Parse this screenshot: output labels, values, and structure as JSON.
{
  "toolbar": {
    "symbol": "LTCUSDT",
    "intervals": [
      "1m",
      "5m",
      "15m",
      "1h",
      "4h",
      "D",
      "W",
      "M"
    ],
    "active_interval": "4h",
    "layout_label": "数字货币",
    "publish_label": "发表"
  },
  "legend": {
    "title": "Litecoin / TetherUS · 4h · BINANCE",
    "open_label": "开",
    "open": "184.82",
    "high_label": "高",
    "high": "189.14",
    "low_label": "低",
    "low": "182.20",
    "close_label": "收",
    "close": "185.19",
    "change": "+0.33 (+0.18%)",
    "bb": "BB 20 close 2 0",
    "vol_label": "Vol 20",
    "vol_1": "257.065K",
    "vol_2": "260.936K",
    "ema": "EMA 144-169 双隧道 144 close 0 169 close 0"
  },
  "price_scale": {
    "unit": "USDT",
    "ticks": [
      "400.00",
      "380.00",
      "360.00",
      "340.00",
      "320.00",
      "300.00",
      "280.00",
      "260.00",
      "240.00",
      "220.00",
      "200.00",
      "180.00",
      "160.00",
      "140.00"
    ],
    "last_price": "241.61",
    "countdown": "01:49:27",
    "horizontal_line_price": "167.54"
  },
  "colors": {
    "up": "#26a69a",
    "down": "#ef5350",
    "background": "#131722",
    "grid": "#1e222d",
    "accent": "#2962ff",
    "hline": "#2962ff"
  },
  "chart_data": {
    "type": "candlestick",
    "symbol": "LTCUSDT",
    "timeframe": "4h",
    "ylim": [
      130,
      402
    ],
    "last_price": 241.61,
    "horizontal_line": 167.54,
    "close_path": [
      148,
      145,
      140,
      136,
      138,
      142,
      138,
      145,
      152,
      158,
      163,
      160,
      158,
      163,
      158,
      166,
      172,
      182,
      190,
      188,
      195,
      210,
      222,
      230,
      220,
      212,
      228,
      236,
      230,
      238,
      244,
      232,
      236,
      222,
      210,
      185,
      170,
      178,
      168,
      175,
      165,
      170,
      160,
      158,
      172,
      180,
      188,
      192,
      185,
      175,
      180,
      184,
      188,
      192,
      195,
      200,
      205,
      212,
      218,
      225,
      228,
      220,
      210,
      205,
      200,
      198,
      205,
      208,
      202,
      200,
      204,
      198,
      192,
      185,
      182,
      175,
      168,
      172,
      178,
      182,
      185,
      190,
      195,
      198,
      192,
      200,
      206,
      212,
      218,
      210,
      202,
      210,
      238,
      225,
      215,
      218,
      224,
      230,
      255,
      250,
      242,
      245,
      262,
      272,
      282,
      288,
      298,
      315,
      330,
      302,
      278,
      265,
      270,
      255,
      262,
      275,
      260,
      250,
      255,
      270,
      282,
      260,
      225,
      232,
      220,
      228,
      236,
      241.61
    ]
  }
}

→ **WHAT YOU ARE ASKED TO DO**: Take the lines above and print them exactly.

→ **RESPONSE BELOW**:
Parse this screenshot: output labels, values, and structure as JSON.
{
  "toolbar": {
    "symbol": "LTCUSDT",
    "intervals": [
      "1m",
      "5m",
      "15m",
      "1h",
      "4h",
      "D",
      "W",
      "M"
    ],
    "active_interval": "4h",
    "layout_label": "数字货币",
    "publish_label": "发表"
  },
  "legend": {
    "title": "Litecoin / TetherUS · 4h · BINANCE",
    "open_label": "开",
    "open": "184.82",
    "high_label": "高",
    "high": "189.14",
    "low_label": "低",
    "low": "182.20",
    "close_label": "收",
    "close": "185.19",
    "change": "+0.33 (+0.18%)",
    "bb": "BB 20 close 2 0",
    "vol_label": "Vol 20",
    "vol_1": "257.065K",
    "vol_2": "260.936K",
    "ema": "EMA 144-169 双隧道 144 close 0 169 close 0"
  },
  "price_scale": {
    "unit": "USDT",
    "ticks": [
      "400.00",
      "380.00",
      "360.00",
      "340.00",
      "320.00",
      "300.00",
      "280.00",
      "260.00",
      "240.00",
      "220.00",
      "200.00",
      "180.00",
      "160.00",
      "140.00"
    ],
    "last_price": "241.61",
    "countdown": "01:49:27",
    "horizontal_line_price": "167.54"
  },
  "colors": {
    "up": "#26a69a",
    "down": "#ef5350",
    "background": "#131722",
    "grid": "#1e222d",
    "accent": "#2962ff",
    "hline": "#2962ff"
  },
  "chart_data": {
    "type": "candlestick",
    "symbol": "LTCUSDT",
    "timeframe": "4h",
    "ylim": [
      130,
      402
    ],
    "last_price": 241.61,
    "horizontal_line": 167.54,
    "close_path": [
      148,
      145,
      140,
      136,
      138,
      142,
      138,
      145,
      152,
      158,
      163,
      160,
      158,
      163,
      158,
      166,
      172,
      182,
      190,
      188,
      195,
      210,
      222,
      230,
      220,
      212,
      228,
      236,
      230,
      238,
      244,
      232,
      236,
      222,
      210,
      185,
      170,
      178,
      168,
      175,
      165,
      170,
      160,
      158,
      172,
      180,
      188,
      192,
      185,
      175,
      180,
      184,
      188,
      192,
      195,
      200,
      205,
      212,
      218,
      225,
      228,
      220,
      210,
      205,
      200,
      198,
      205,
      208,
      202,
      200,
      204,
      198,
      192,
      185,
      182,
      175,
      168,
      172,
      178,
      182,
      185,
      190,
      195,
      198,
      192,
      200,
      206,
      212,
      218,
      210,
      202,
      210,
      238,
      225,
      215,
      218,
      224,
      230,
      255,
      250,
      242,
      245,
      262,
      272,
      282,
      288,
      298,
      315,
      330,
      302,
      278,
      265,
      270,
      255,
      262,
      275,
      260,
      250,
      255,
      270,
      282,
      260,
      225,
      232,
      220,
      228,
      236,
      241.61
    ]
  }
}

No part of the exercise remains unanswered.